WORK TO BE COMPLETED
Set down, with no changes, every line of the rows below from the first one down to the line containing "cell-student-id: 031402209 (462, 499, 871, 546)", including that line.
□ □ □ □ □
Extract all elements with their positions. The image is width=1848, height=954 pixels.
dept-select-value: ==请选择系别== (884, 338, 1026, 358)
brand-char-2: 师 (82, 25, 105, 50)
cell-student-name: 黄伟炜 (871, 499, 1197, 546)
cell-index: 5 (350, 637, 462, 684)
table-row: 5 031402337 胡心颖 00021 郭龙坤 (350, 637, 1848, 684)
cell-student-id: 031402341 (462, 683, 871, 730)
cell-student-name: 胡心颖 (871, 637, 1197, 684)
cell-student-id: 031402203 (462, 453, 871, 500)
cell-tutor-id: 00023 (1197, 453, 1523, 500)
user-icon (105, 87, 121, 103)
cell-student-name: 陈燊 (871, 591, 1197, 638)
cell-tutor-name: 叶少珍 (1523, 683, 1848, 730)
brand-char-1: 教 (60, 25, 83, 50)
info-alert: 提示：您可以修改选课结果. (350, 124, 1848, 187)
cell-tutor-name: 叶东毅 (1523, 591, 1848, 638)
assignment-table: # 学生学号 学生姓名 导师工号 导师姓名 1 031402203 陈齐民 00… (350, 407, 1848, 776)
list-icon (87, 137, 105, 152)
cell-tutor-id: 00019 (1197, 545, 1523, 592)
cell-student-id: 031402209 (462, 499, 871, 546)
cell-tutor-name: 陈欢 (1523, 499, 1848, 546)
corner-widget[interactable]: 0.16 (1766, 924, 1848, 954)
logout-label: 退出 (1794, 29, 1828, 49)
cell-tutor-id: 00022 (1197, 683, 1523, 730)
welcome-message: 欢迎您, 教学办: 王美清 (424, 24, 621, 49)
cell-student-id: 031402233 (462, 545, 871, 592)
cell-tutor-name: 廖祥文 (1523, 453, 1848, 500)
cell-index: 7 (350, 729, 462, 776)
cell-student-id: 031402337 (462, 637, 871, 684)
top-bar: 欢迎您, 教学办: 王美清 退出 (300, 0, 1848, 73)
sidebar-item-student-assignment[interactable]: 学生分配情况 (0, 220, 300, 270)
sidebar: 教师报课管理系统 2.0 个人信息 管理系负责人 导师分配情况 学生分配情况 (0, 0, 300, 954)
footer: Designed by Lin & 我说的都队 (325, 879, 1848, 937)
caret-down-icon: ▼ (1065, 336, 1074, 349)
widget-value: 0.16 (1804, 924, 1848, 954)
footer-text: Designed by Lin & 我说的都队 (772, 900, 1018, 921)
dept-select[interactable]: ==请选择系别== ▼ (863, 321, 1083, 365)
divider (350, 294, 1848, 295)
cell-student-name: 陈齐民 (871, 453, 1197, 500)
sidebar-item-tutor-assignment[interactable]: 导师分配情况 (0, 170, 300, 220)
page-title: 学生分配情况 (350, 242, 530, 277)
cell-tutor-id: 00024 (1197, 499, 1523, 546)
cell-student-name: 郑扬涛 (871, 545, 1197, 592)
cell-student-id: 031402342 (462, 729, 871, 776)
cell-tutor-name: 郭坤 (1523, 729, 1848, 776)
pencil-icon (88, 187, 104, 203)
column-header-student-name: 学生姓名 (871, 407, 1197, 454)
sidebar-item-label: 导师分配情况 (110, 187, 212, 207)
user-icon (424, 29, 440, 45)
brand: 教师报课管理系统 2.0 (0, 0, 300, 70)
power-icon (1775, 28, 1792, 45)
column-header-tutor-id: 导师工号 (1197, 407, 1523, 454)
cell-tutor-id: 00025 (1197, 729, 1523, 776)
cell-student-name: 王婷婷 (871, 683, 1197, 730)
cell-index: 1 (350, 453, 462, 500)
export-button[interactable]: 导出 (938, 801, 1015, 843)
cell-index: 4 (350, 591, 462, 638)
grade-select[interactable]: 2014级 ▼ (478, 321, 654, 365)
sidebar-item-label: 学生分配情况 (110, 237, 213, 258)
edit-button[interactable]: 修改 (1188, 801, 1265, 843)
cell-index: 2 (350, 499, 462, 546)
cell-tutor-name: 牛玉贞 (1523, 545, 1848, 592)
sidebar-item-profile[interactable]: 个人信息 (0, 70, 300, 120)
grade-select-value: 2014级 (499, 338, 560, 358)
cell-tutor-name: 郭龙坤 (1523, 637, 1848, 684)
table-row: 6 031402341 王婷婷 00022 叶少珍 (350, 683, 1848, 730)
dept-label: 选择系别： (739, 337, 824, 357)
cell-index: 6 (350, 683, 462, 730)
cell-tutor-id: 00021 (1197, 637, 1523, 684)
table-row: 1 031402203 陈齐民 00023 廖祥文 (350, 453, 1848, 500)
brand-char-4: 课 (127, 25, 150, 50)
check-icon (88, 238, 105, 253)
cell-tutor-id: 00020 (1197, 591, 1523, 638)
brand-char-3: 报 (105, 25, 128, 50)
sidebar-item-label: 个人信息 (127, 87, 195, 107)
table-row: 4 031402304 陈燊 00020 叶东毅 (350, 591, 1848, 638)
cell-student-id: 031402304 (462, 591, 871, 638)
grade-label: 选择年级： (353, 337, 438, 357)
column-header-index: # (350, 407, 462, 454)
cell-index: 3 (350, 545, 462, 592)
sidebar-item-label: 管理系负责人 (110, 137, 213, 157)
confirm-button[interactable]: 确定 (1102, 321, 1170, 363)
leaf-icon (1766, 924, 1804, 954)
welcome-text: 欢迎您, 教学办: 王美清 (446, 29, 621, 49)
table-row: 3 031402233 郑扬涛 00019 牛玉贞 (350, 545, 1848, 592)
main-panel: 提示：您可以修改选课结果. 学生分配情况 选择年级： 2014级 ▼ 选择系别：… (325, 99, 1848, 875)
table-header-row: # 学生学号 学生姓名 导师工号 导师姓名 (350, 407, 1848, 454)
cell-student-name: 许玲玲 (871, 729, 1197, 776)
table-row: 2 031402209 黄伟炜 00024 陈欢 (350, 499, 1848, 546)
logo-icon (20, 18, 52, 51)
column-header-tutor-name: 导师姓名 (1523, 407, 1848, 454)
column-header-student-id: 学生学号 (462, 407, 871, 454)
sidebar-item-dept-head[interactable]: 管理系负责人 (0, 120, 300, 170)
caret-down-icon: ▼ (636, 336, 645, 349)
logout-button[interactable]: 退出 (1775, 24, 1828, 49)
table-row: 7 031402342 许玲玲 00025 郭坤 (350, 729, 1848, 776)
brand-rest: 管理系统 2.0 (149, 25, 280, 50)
□ □ □ □ □
SOLUTION FOR THIS TASK
Extract all elements with their positions. The image is width=1848, height=954 pixels.
dept-select-value: ==请选择系别== (884, 338, 1026, 358)
brand-char-2: 师 (82, 25, 105, 50)
cell-student-name: 黄伟炜 (871, 499, 1197, 546)
cell-index: 5 (350, 637, 462, 684)
table-row: 5 031402337 胡心颖 00021 郭龙坤 (350, 637, 1848, 684)
cell-student-id: 031402341 (462, 683, 871, 730)
cell-student-name: 胡心颖 (871, 637, 1197, 684)
cell-student-id: 031402203 (462, 453, 871, 500)
cell-tutor-id: 00023 (1197, 453, 1523, 500)
user-icon (105, 87, 121, 103)
cell-student-name: 陈燊 (871, 591, 1197, 638)
cell-tutor-name: 叶少珍 (1523, 683, 1848, 730)
brand-char-1: 教 (60, 25, 83, 50)
info-alert: 提示：您可以修改选课结果. (350, 124, 1848, 187)
cell-tutor-name: 叶东毅 (1523, 591, 1848, 638)
assignment-table: # 学生学号 学生姓名 导师工号 导师姓名 1 031402203 陈齐民 00… (350, 407, 1848, 776)
list-icon (87, 137, 105, 152)
cell-tutor-id: 00019 (1197, 545, 1523, 592)
cell-student-id: 031402209 (462, 499, 871, 546)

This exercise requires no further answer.